- Set task
Write out all of the entries that follow, word for word, but skip the pictures.

- Records to use
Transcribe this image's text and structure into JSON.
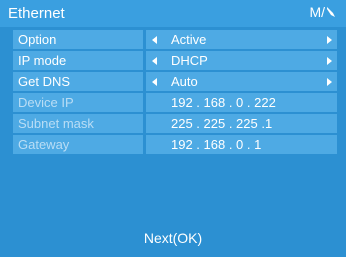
{
  "header": {
    "title": "Ethernet",
    "mode": "M/"
  },
  "rows": [
    {
      "label": "Option",
      "value": "Active"
    },
    {
      "label": "IP mode",
      "value": "DHCP"
    },
    {
      "label": "Get DNS",
      "value": "Auto"
    },
    {
      "label": "Device IP",
      "value": "192 . 168 . 0 . 222"
    },
    {
      "label": "Subnet mask",
      "value": "225 . 225 . 225 .1"
    },
    {
      "label": "Gateway",
      "value": "192 . 168 . 0 . 1"
    }
  ],
  "footer": {
    "next_label": "Next(OK)"
  },
  "colors": {
    "background": "#2c90d2",
    "header": "#3a9fe0",
    "cell": "#4eaae4"
  },
  "icons": {
    "mode": "pen-icon",
    "prev": "triangle-left-icon",
    "next": "triangle-right-icon"
  }
}
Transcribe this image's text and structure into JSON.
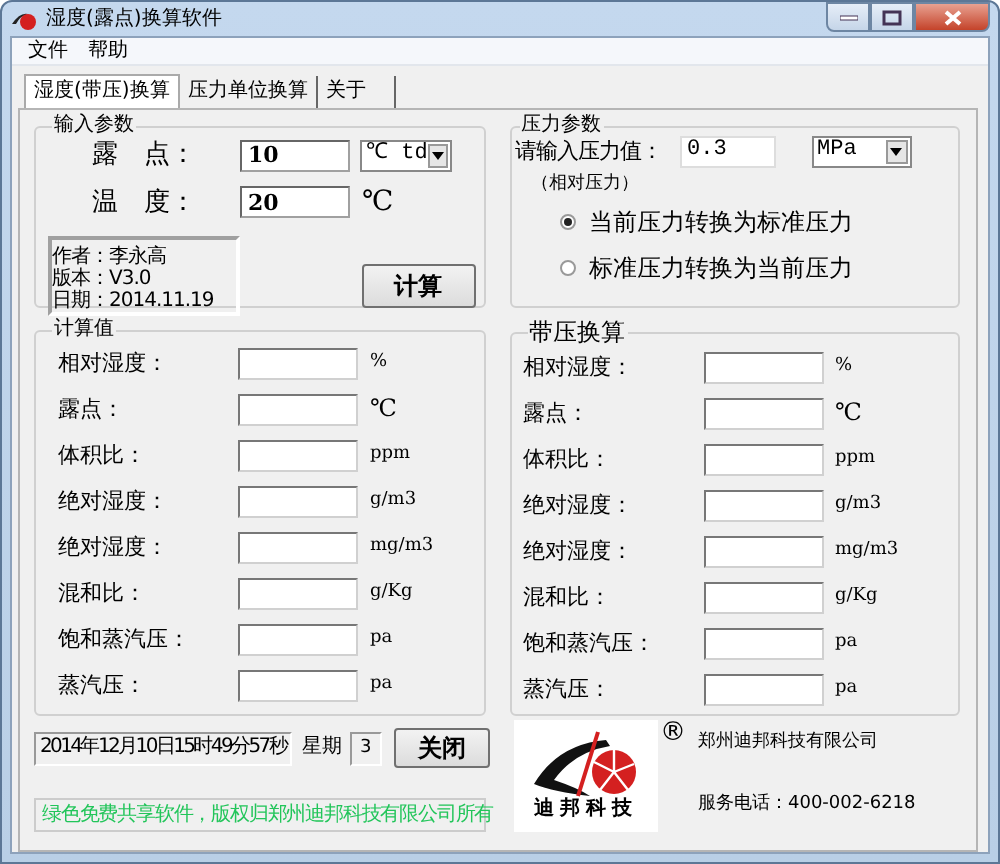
{
  "window": {
    "title": "湿度(露点)换算软件"
  },
  "menu": [
    "文件",
    "帮助"
  ],
  "tabs": [
    {
      "label": "湿度(带压)换算",
      "selected": true
    },
    {
      "label": "压力单位换算",
      "selected": false
    },
    {
      "label": "关于",
      "selected": false
    }
  ],
  "input_params": {
    "title": "输入参数",
    "fields": [
      {
        "label": "露　点：",
        "value": "10",
        "unit": "℃ td",
        "kind": "select"
      },
      {
        "label": "温　度：",
        "value": "20",
        "unit": "℃",
        "kind": "text"
      }
    ],
    "info": [
      "作者：李永高",
      "版本：V3.0",
      "日期：2014.11.19"
    ],
    "button": "计算"
  },
  "pressure_params": {
    "title": "压力参数",
    "label": "请输入压力值：",
    "value": "0.3",
    "unit": "MPa",
    "note": "（相对压力）",
    "options": [
      {
        "label": "当前压力转换为标准压力",
        "selected": true
      },
      {
        "label": "标准压力转换为当前压力",
        "selected": false
      }
    ]
  },
  "groups": [
    {
      "title": "计算值",
      "rows": [
        {
          "label": "相对湿度：",
          "unit": "%"
        },
        {
          "label": "露点：",
          "unit": "℃"
        },
        {
          "label": "体积比：",
          "unit": "ppm"
        },
        {
          "label": "绝对湿度：",
          "unit": "g/m3"
        },
        {
          "label": "绝对湿度：",
          "unit": "mg/m3"
        },
        {
          "label": "混和比：",
          "unit": "g/Kg"
        },
        {
          "label": "饱和蒸汽压：",
          "unit": "pa"
        },
        {
          "label": "蒸汽压：",
          "unit": "pa"
        }
      ]
    },
    {
      "title": "带压换算",
      "rows": [
        {
          "label": "相对湿度：",
          "unit": "%"
        },
        {
          "label": "露点：",
          "unit": "℃"
        },
        {
          "label": "体积比：",
          "unit": "ppm"
        },
        {
          "label": "绝对湿度：",
          "unit": "g/m3"
        },
        {
          "label": "绝对湿度：",
          "unit": "mg/m3"
        },
        {
          "label": "混和比：",
          "unit": "g/Kg"
        },
        {
          "label": "饱和蒸汽压：",
          "unit": "pa"
        },
        {
          "label": "蒸汽压：",
          "unit": "pa"
        }
      ]
    }
  ],
  "footer": {
    "datetime": "2014年12月10日15时49分57秒",
    "weekday_label": "星期",
    "weekday": "3",
    "close_button": "关闭",
    "logo_text": "迪邦科技",
    "logo_mark": "®",
    "company": "郑州迪邦科技有限公司",
    "phone": "服务电话：400-002-6218",
    "notice": "绿色免费共享软件，版权归郑州迪邦科技有限公司所有"
  }
}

- Complete output
Transcribe this image's text and structure into JSON.
{
  "header": {
    "title": "Ethernet",
    "mode": "M/"
  },
  "rows": [
    {
      "label": "Option",
      "value": "Active"
    },
    {
      "label": "IP mode",
      "value": "DHCP"
    },
    {
      "label": "Get DNS",
      "value": "Auto"
    },
    {
      "label": "Device IP",
      "value": "192 . 168 . 0 . 222"
    },
    {
      "label": "Subnet mask",
      "value": "225 . 225 . 225 .1"
    },
    {
      "label": "Gateway",
      "value": "192 . 168 . 0 . 1"
    }
  ],
  "footer": {
    "next_label": "Next(OK)"
  },
  "colors": {
    "background": "#2c90d2",
    "header": "#3a9fe0",
    "cell": "#4eaae4"
  },
  "icons": {
    "mode": "pen-icon",
    "prev": "triangle-left-icon",
    "next": "triangle-right-icon"
  }
}
Transcribe this image's text and structure into JSON.
{
  "window": {
    "title": "湿度(露点)换算软件"
  },
  "menu": [
    "文件",
    "帮助"
  ],
  "tabs": [
    {
      "label": "湿度(带压)换算",
      "selected": true
    },
    {
      "label": "压力单位换算",
      "selected": false
    },
    {
      "label": "关于",
      "selected": false
    }
  ],
  "input_params": {
    "title": "输入参数",
    "fields": [
      {
        "label": "露　点：",
        "value": "10",
        "unit": "℃ td",
        "kind": "select"
      },
      {
        "label": "温　度：",
        "value": "20",
        "unit": "℃",
        "kind": "text"
      }
    ],
    "info": [
      "作者：李永高",
      "版本：V3.0",
      "日期：2014.11.19"
    ],
    "button": "计算"
  },
  "pressure_params": {
    "title": "压力参数",
    "label": "请输入压力值：",
    "value": "0.3",
    "unit": "MPa",
    "note": "（相对压力）",
    "options": [
      {
        "label": "当前压力转换为标准压力",
        "selected": true
      },
      {
        "label": "标准压力转换为当前压力",
        "selected": false
      }
    ]
  },
  "groups": [
    {
      "title": "计算值",
      "rows": [
        {
          "label": "相对湿度：",
          "unit": "%"
        },
        {
          "label": "露点：",
          "unit": "℃"
        },
        {
          "label": "体积比：",
          "unit": "ppm"
        },
        {
          "label": "绝对湿度：",
          "unit": "g/m3"
        },
        {
          "label": "绝对湿度：",
          "unit": "mg/m3"
        },
        {
          "label": "混和比：",
          "unit": "g/Kg"
        },
        {
          "label": "饱和蒸汽压：",
          "unit": "pa"
        },
        {
          "label": "蒸汽压：",
          "unit": "pa"
        }
      ]
    },
    {
      "title": "带压换算",
      "rows": [
        {
          "label": "相对湿度：",
          "unit": "%"
        },
        {
          "label": "露点：",
          "unit": "℃"
        },
        {
          "label": "体积比：",
          "unit": "ppm"
        },
        {
          "label": "绝对湿度：",
          "unit": "g/m3"
        },
        {
          "label": "绝对湿度：",
          "unit": "mg/m3"
        },
        {
          "label": "混和比：",
          "unit": "g/Kg"
        },
        {
          "label": "饱和蒸汽压：",
          "unit": "pa"
        },
        {
          "label": "蒸汽压：",
          "unit": "pa"
        }
      ]
    }
  ],
  "footer": {
    "datetime": "2014年12月10日15时49分57秒",
    "weekday_label": "星期",
    "weekday": "3",
    "close_button": "关闭",
    "logo_text": "迪邦科技",
    "logo_mark": "®",
    "company": "郑州迪邦科技有限公司",
    "phone": "服务电话：400-002-6218",
    "notice": "绿色免费共享软件，版权归郑州迪邦科技有限公司所有"
  }
}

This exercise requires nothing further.